Filter this data down to the lines that hold "JSON", and copy them.

Raw data
»»

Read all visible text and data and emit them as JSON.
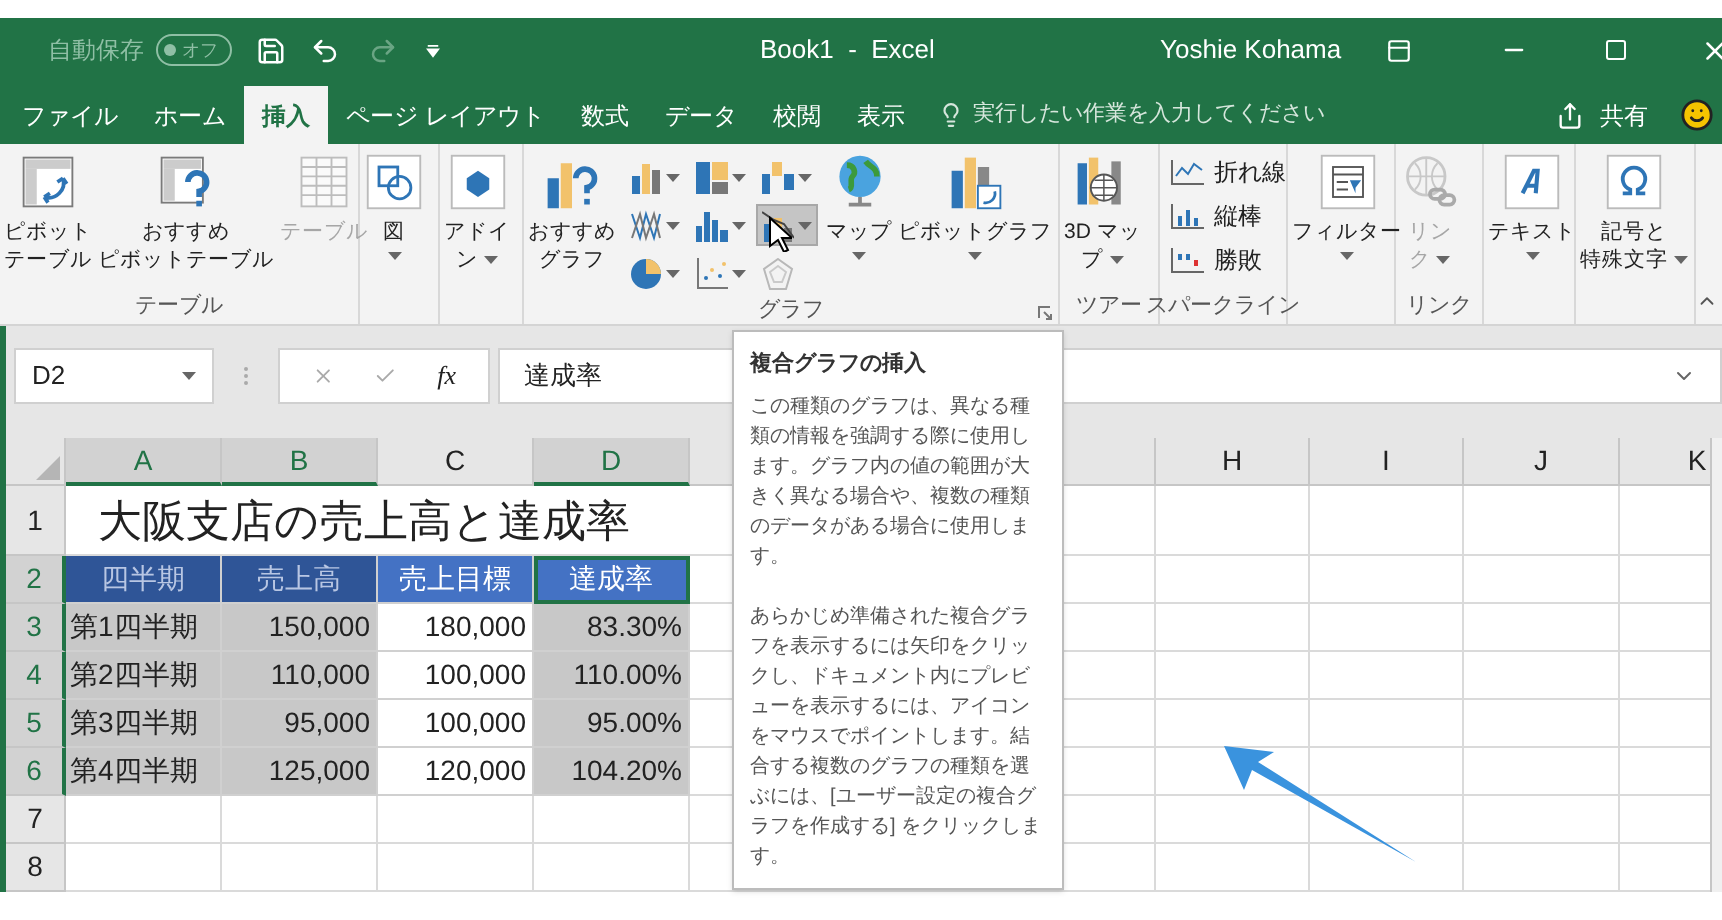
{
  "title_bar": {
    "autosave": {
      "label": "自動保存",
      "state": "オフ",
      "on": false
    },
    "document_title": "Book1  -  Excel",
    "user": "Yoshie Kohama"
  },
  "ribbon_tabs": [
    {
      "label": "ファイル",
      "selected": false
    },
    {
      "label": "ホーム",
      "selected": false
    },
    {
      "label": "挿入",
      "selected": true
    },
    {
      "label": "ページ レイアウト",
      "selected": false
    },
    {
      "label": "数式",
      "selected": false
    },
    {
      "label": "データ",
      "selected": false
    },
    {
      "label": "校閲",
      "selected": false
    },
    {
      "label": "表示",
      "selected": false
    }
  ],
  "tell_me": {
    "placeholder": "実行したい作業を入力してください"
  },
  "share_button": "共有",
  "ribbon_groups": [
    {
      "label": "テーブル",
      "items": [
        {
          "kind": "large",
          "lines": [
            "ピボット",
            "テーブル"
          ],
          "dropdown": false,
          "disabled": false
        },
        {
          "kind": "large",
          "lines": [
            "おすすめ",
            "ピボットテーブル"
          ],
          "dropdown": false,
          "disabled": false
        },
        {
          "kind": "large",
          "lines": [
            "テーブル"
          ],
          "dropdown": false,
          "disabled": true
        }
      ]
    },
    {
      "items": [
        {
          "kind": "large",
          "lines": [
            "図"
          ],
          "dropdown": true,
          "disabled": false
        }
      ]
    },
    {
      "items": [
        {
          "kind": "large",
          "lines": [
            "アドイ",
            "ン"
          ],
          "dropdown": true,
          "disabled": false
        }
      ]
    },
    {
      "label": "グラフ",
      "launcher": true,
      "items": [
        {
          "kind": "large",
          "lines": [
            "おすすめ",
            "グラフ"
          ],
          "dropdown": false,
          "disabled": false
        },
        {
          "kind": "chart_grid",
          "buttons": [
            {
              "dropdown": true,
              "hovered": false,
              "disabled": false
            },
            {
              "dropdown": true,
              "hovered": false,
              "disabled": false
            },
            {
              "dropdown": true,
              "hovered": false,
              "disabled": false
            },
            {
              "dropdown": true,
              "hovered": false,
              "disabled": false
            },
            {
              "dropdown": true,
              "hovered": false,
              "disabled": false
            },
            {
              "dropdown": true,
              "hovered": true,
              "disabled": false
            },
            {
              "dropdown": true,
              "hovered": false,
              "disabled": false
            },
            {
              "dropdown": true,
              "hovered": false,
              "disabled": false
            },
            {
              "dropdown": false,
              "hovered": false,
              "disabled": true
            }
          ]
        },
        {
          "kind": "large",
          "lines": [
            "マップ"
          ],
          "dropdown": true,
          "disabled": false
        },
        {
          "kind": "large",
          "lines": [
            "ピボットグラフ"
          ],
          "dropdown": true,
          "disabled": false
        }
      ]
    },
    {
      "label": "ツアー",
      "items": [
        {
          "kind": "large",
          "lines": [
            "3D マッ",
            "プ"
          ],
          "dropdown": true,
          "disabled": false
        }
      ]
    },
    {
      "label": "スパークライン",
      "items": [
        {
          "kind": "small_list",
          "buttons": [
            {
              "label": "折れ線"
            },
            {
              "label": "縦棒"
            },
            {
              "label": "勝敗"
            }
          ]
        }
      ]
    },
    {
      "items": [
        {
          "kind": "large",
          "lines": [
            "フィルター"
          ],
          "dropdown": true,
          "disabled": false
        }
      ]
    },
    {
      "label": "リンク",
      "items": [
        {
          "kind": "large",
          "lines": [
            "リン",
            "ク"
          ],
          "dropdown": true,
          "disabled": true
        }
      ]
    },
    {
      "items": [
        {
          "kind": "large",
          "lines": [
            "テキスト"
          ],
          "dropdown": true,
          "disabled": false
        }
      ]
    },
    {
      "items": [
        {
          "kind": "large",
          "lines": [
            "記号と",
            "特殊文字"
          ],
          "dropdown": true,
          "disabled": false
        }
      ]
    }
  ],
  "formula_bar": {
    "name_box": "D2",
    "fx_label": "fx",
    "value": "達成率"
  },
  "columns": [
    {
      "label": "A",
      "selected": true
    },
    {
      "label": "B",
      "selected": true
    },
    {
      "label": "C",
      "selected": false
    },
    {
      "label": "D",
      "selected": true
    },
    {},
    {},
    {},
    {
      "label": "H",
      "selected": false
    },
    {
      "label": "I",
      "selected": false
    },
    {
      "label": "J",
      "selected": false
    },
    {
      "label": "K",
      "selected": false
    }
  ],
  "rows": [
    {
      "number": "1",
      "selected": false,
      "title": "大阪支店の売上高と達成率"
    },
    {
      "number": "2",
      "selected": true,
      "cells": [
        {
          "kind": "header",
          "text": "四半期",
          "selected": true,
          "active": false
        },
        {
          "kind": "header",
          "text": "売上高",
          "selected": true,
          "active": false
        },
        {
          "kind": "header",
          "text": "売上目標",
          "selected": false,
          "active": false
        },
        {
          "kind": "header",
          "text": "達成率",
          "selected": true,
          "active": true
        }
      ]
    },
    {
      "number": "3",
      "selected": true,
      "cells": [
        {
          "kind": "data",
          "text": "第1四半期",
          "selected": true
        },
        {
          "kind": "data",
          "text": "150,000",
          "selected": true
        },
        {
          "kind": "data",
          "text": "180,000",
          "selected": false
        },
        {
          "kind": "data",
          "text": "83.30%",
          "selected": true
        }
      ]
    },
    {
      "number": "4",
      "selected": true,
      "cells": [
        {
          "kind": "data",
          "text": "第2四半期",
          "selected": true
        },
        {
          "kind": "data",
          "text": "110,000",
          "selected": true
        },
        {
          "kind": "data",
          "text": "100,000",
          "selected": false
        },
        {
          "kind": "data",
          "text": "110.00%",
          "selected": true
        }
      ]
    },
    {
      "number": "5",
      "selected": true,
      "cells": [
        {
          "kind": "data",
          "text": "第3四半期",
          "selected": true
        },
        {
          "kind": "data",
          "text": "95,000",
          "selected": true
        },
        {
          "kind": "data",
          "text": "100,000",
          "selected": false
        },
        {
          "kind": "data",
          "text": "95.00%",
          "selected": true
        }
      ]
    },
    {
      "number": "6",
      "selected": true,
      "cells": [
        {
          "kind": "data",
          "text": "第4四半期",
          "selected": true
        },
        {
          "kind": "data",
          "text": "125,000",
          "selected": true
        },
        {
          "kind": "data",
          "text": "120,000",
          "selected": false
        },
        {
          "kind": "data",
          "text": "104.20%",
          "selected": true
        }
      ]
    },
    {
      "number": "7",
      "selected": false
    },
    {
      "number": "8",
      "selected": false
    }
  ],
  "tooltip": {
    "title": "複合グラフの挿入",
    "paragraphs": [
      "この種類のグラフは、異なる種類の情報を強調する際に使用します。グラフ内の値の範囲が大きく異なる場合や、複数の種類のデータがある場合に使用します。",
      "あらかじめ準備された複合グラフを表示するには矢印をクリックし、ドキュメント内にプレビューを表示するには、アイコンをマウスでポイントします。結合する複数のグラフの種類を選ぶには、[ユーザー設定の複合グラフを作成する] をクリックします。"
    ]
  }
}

««
»»

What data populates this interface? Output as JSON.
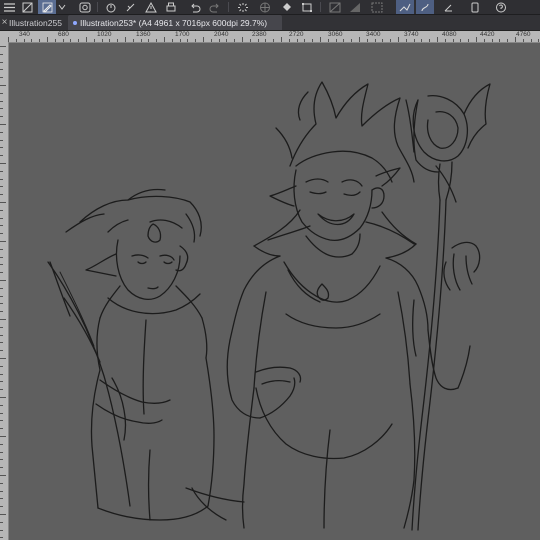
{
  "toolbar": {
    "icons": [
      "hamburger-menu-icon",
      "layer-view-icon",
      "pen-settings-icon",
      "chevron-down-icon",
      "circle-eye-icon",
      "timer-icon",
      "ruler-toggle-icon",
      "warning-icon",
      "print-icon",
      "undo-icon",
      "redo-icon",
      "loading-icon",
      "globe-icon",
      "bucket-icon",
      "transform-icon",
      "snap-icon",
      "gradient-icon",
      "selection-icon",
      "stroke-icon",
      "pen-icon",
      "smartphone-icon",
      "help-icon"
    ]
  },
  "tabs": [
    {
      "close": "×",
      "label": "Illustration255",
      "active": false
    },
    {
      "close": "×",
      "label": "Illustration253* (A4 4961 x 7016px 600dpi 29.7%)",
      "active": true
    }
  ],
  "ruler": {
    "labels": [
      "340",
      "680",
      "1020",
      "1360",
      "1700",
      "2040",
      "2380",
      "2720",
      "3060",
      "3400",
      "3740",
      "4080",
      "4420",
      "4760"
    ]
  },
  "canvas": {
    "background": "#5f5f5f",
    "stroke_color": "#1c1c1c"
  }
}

««

Exercise solution
Read all visible text and data and emit them as JSON.
What data populates this interface? Output as JSON.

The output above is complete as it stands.